- Problem requirements: Every line below that holds the string "this" should be copied out.

- Raw records:

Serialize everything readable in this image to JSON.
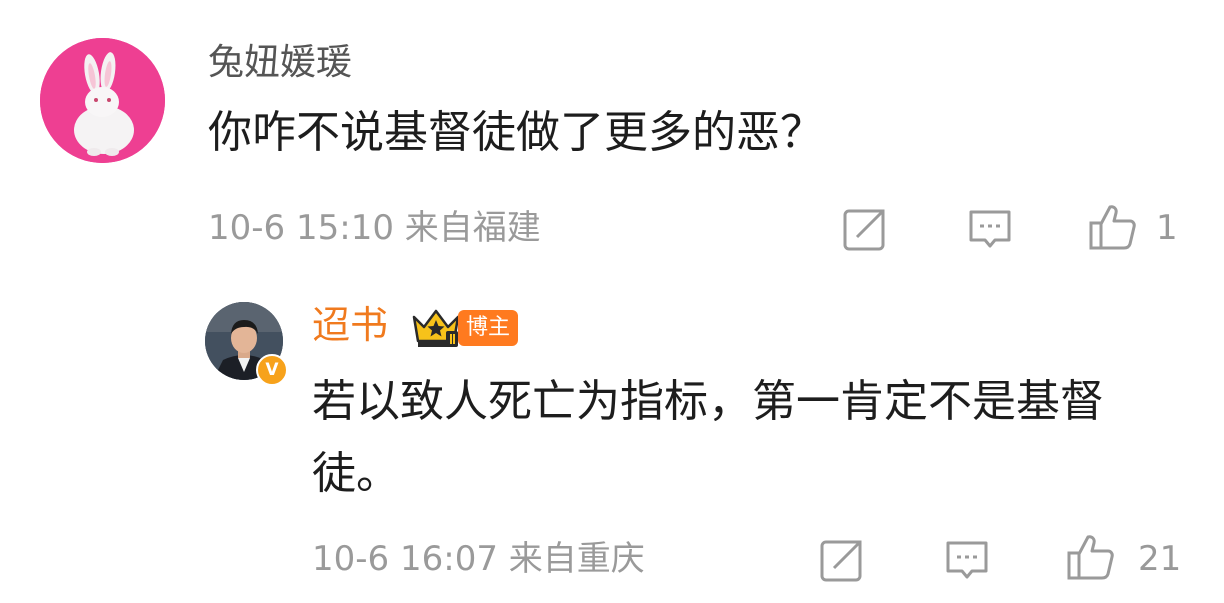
{
  "comment": {
    "username": "兔妞媛瑗",
    "text": "你咋不说基督徒做了更多的恶？",
    "meta": "10-6 15:10 来自福建",
    "like_count": "1",
    "avatar_icon": "white-rabbit-avatar"
  },
  "reply": {
    "username": "迢书",
    "badge_label": "博主",
    "verified_mark": "V",
    "text": "若以致人死亡为指标，第一肯定不是基督徒。",
    "meta": "10-6 16:07 来自重庆",
    "like_count": "21",
    "avatar_icon": "man-portrait-avatar"
  },
  "icons": {
    "share": "share-icon",
    "comment": "comment-icon",
    "like": "thumbs-up-icon",
    "crown": "crown-level-icon"
  },
  "colors": {
    "username_reply": "#f07a1e",
    "badge_bg": "#ff7a1f",
    "meta_text": "#9a9a9a",
    "avatar_bg": "#ee3f92"
  }
}
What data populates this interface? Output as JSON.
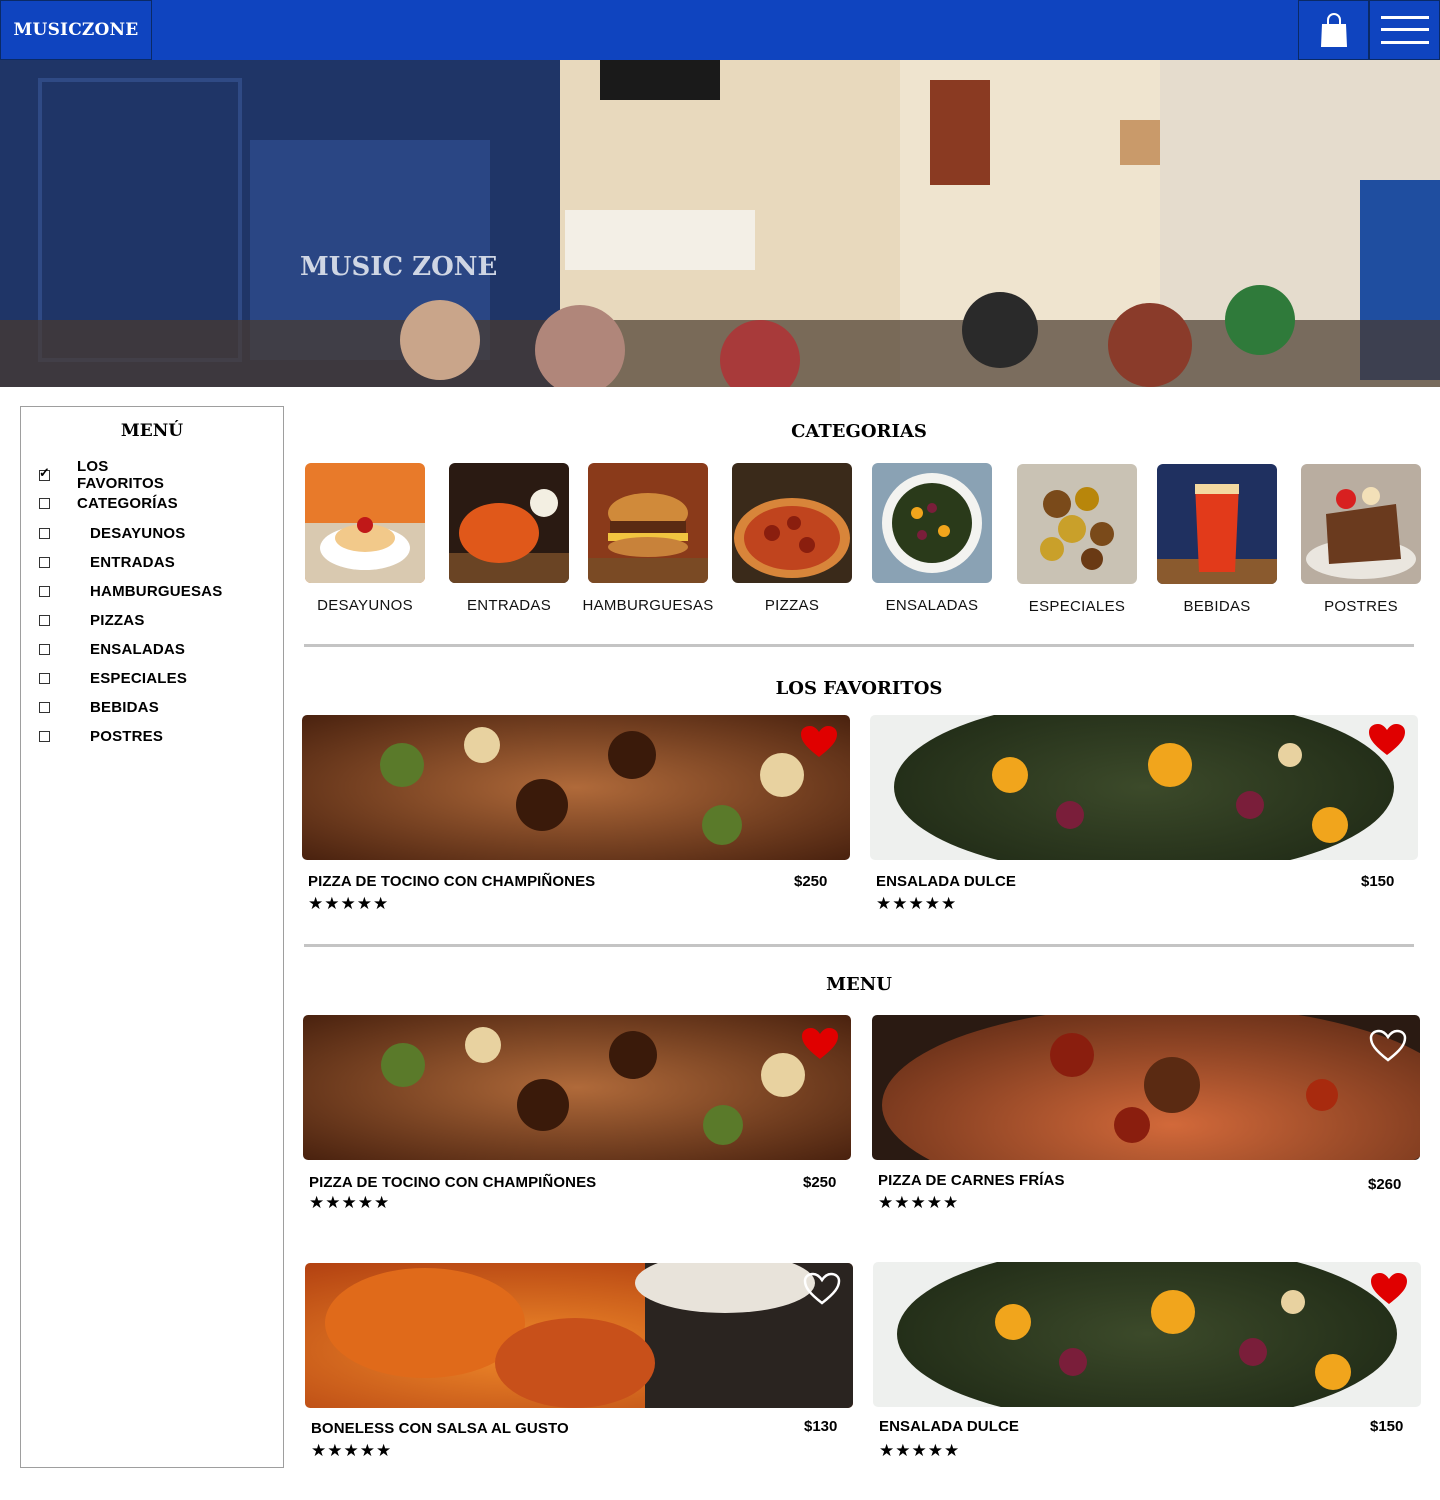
{
  "header": {
    "logo": "MUSICZONE",
    "icons": [
      "shopping-bag-icon",
      "hamburger-menu-icon"
    ],
    "color": "#0f44bf"
  },
  "sidebar": {
    "title": "MENÚ",
    "items": [
      {
        "label": "LOS FAVORITOS",
        "checked": true
      },
      {
        "label": "CATEGORÍAS",
        "checked": false
      },
      {
        "label": "DESAYUNOS",
        "checked": false
      },
      {
        "label": "ENTRADAS",
        "checked": false
      },
      {
        "label": "HAMBURGUESAS",
        "checked": false
      },
      {
        "label": "PIZZAS",
        "checked": false
      },
      {
        "label": "ENSALADAS",
        "checked": false
      },
      {
        "label": "ESPECIALES",
        "checked": false
      },
      {
        "label": "BEBIDAS",
        "checked": false
      },
      {
        "label": "POSTRES",
        "checked": false
      }
    ]
  },
  "categories": {
    "title": "CATEGORIAS",
    "items": [
      "DESAYUNOS",
      "ENTRADAS",
      "HAMBURGUESAS",
      "PIZZAS",
      "ENSALADAS",
      "ESPECIALES",
      "BEBIDAS",
      "POSTRES"
    ]
  },
  "favorites": {
    "title": "LOS FAVORITOS",
    "items": [
      {
        "name": "PIZZA DE TOCINO CON CHAMPIÑONES",
        "price": "$250",
        "stars": "★★★★★",
        "favorite": true
      },
      {
        "name": "ENSALADA DULCE",
        "price": "$150",
        "stars": "★★★★★",
        "favorite": true
      }
    ]
  },
  "menu": {
    "title": "MENU",
    "items": [
      {
        "name": "PIZZA DE TOCINO CON CHAMPIÑONES",
        "price": "$250",
        "stars": "★★★★★",
        "favorite": true
      },
      {
        "name": "PIZZA DE CARNES FRÍAS",
        "price": "$260",
        "stars": "★★★★★",
        "favorite": false
      },
      {
        "name": "BONELESS CON SALSA AL GUSTO",
        "price": "$130",
        "stars": "★★★★★",
        "favorite": false
      },
      {
        "name": "ENSALADA DULCE",
        "price": "$150",
        "stars": "★★★★★",
        "favorite": true
      }
    ]
  },
  "colors": {
    "brand": "#0f44bf",
    "heart": "#e00000",
    "divider": "#c4c4c4"
  }
}
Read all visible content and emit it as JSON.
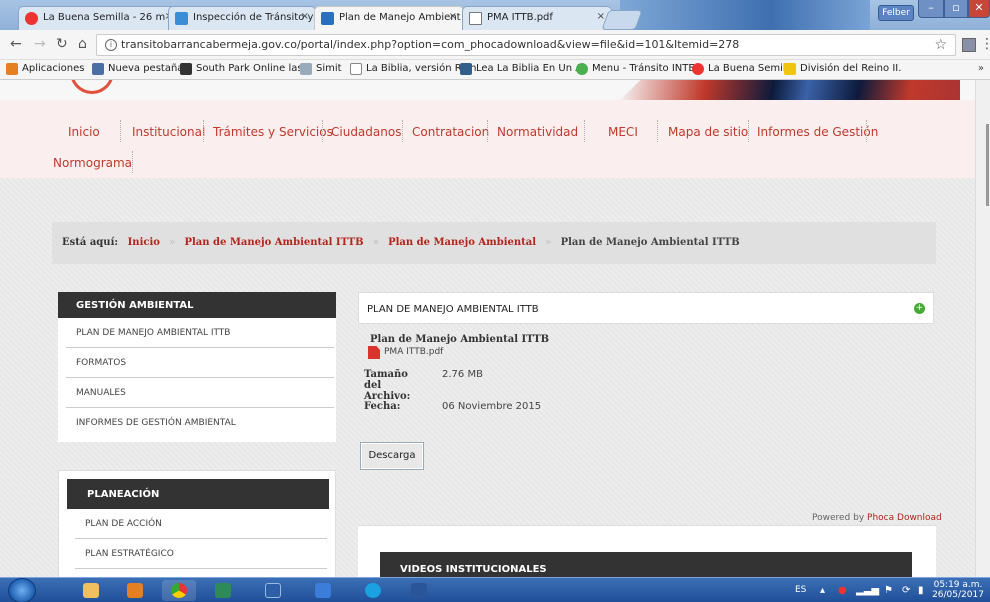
{
  "browser": {
    "tabs": [
      {
        "label": "La Buena Semilla - 26 m",
        "active": false
      },
      {
        "label": "Inspección de Tránsito y",
        "active": false
      },
      {
        "label": "Plan de Manejo Ambient",
        "active": true
      },
      {
        "label": "PMA ITTB.pdf",
        "active": false
      }
    ],
    "tab_close_glyph": "×",
    "window_user": "Felber",
    "url": "transitobarrancabermeja.gov.co/portal/index.php?option=com_phocadownload&view=file&id=101&Itemid=278",
    "bookmarks": [
      "Aplicaciones",
      "Nueva pestaña",
      "South Park Online las",
      "Simit",
      "La Biblia, versión Rein",
      "Lea La Biblia En Un A",
      "Menu - Tránsito INTE",
      "La Buena Semilla",
      "División del Reino II."
    ],
    "more_bookmarks": "»"
  },
  "site": {
    "menu": [
      "Inicio",
      "Institucional",
      "Trámites y Servicios",
      "Ciudadanos",
      "Contratacion",
      "Normatividad",
      "MECI",
      "Mapa de sitio",
      "Informes de Gestión",
      "Normograma"
    ],
    "breadcrumb": {
      "label": "Está aquí:",
      "links": [
        "Inicio",
        "Plan de Manejo Ambiental ITTB",
        "Plan de Manejo Ambiental"
      ],
      "current": "Plan de Manejo Ambiental ITTB",
      "separator": "»"
    },
    "sidebar_gestion": {
      "heading": "GESTIÓN AMBIENTAL",
      "items": [
        "PLAN DE MANEJO AMBIENTAL ITTB",
        "FORMATOS",
        "MANUALES",
        "INFORMES DE GESTIÓN AMBIENTAL"
      ]
    },
    "sidebar_planeacion": {
      "heading": "PLANEACIÓN",
      "items": [
        "PLAN DE ACCIÓN",
        "PLAN ESTRATÉGICO"
      ]
    },
    "content": {
      "title": "PLAN DE MANEJO AMBIENTAL ITTB",
      "file_title": "Plan de Manejo Ambiental ITTB",
      "file_name": "PMA ITTB.pdf",
      "size_label": "Tamaño del Archivo:",
      "size_value": "2.76 MB",
      "date_label": "Fecha:",
      "date_value": "06 Noviembre 2015",
      "download_label": "Descarga",
      "powered_prefix": "Powered by",
      "powered_brand": "Phoca Download",
      "videos_heading": "VIDEOS INSTITUCIONALES"
    }
  },
  "taskbar": {
    "language": "ES",
    "time": "05:19 a.m.",
    "date": "26/05/2017"
  },
  "colors": {
    "menu_link": "#c0392b",
    "breadcrumb_link": "#b5241b",
    "sidebar_heading_bg": "#333333",
    "accent_green": "#44aa33"
  }
}
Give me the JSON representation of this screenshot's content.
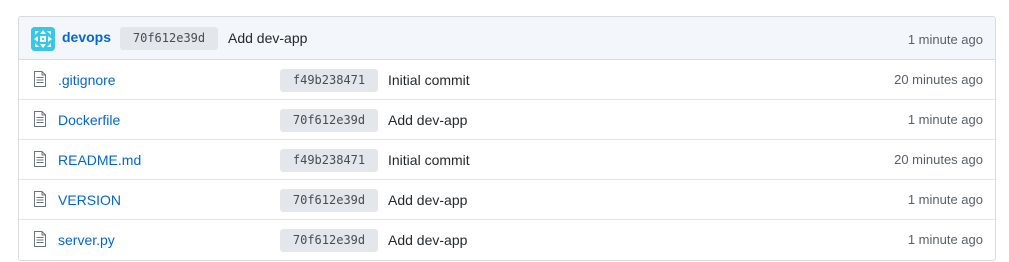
{
  "commit": {
    "author": "devops",
    "sha": "70f612e39d",
    "message": "Add dev-app",
    "age": "1 minute ago"
  },
  "files": [
    {
      "name": ".gitignore",
      "sha": "f49b238471",
      "message": "Initial commit",
      "age": "20 minutes ago"
    },
    {
      "name": "Dockerfile",
      "sha": "70f612e39d",
      "message": "Add dev-app",
      "age": "1 minute ago"
    },
    {
      "name": "README.md",
      "sha": "f49b238471",
      "message": "Initial commit",
      "age": "20 minutes ago"
    },
    {
      "name": "VERSION",
      "sha": "70f612e39d",
      "message": "Add dev-app",
      "age": "1 minute ago"
    },
    {
      "name": "server.py",
      "sha": "70f612e39d",
      "message": "Add dev-app",
      "age": "1 minute ago"
    }
  ],
  "colors": {
    "link": "#0366d6",
    "avatar": "#37c8e8",
    "header_bg": "#f3f6fa",
    "sha_bg": "#e3e6ea"
  },
  "icons": {
    "avatar": "identicon-avatar",
    "file": "file-icon"
  }
}
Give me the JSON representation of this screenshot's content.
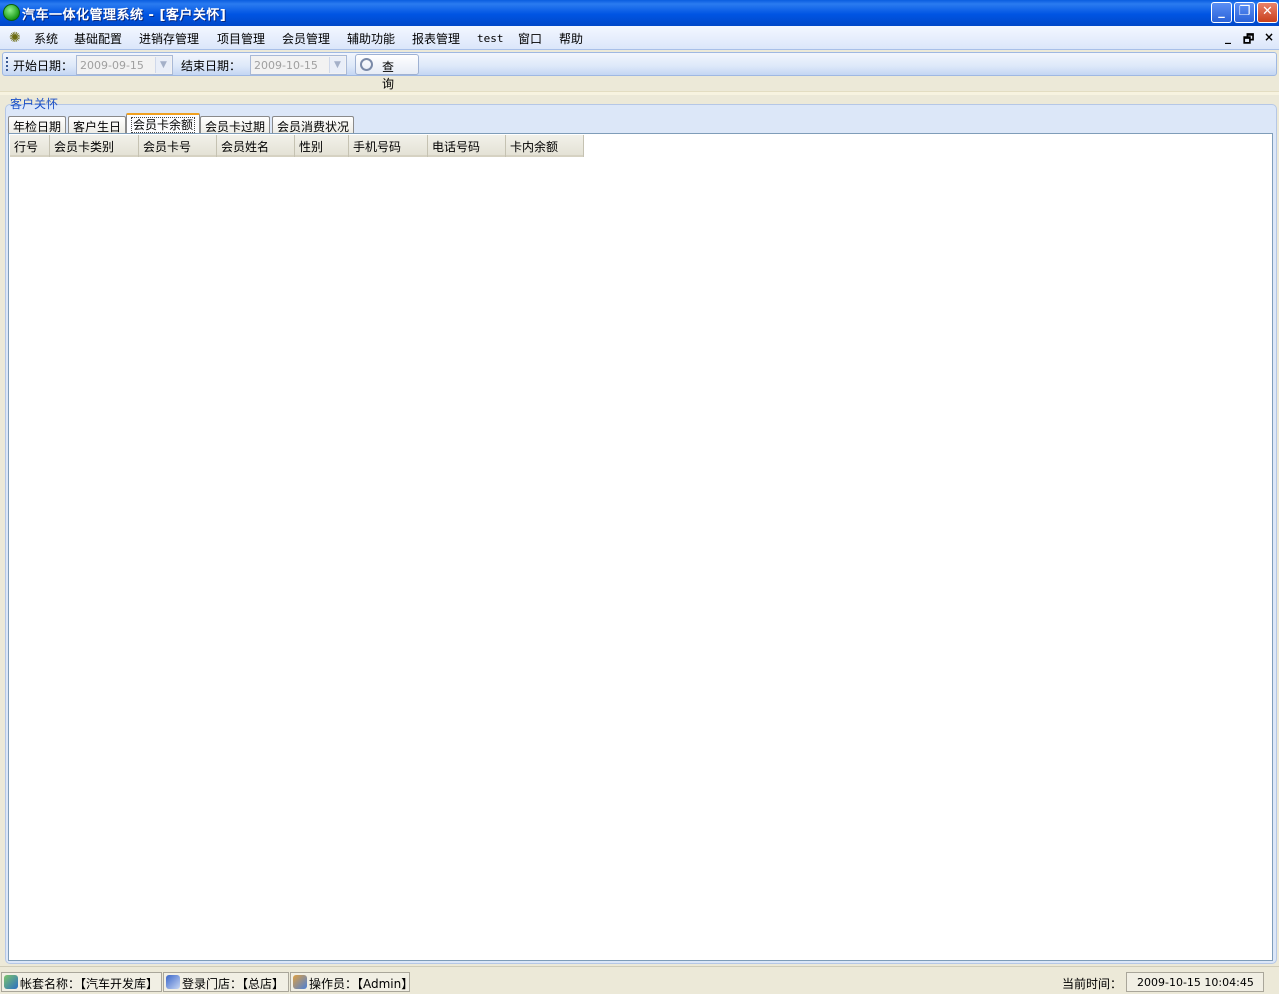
{
  "window": {
    "title": "汽车一体化管理系统 - [客户关怀]"
  },
  "menu": {
    "items": [
      "系统",
      "基础配置",
      "进销存管理",
      "项目管理",
      "会员管理",
      "辅助功能",
      "报表管理",
      "test",
      "窗口",
      "帮助"
    ],
    "mdi_min": "_",
    "mdi_restore": "🗗",
    "mdi_close": "×"
  },
  "toolbar": {
    "start_label": "开始日期：",
    "start_value": "2009-09-15",
    "end_label": "结束日期：",
    "end_value": "2009-10-15",
    "query_label": "查 询"
  },
  "group": {
    "title": "客户关怀"
  },
  "tabs": [
    "年检日期",
    "客户生日",
    "会员卡余额",
    "会员卡过期",
    "会员消费状况"
  ],
  "active_tab": 2,
  "table": {
    "columns": [
      "行号",
      "会员卡类别",
      "会员卡号",
      "会员姓名",
      "性别",
      "手机号码",
      "电话号码",
      "卡内余额"
    ]
  },
  "status": {
    "account": "帐套名称：【汽车开发库】",
    "store": "登录门店：【总店】",
    "operator": "操作员：【Admin】",
    "time_label": "当前时间：",
    "time_value": "2009-10-15 10:04:45"
  }
}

- Correct result:
Serialize everything readable in this image to JSON.
What data populates this interface? Output as JSON.
Give me the JSON representation of this screenshot's content.
Give me the JSON representation of this screenshot's content.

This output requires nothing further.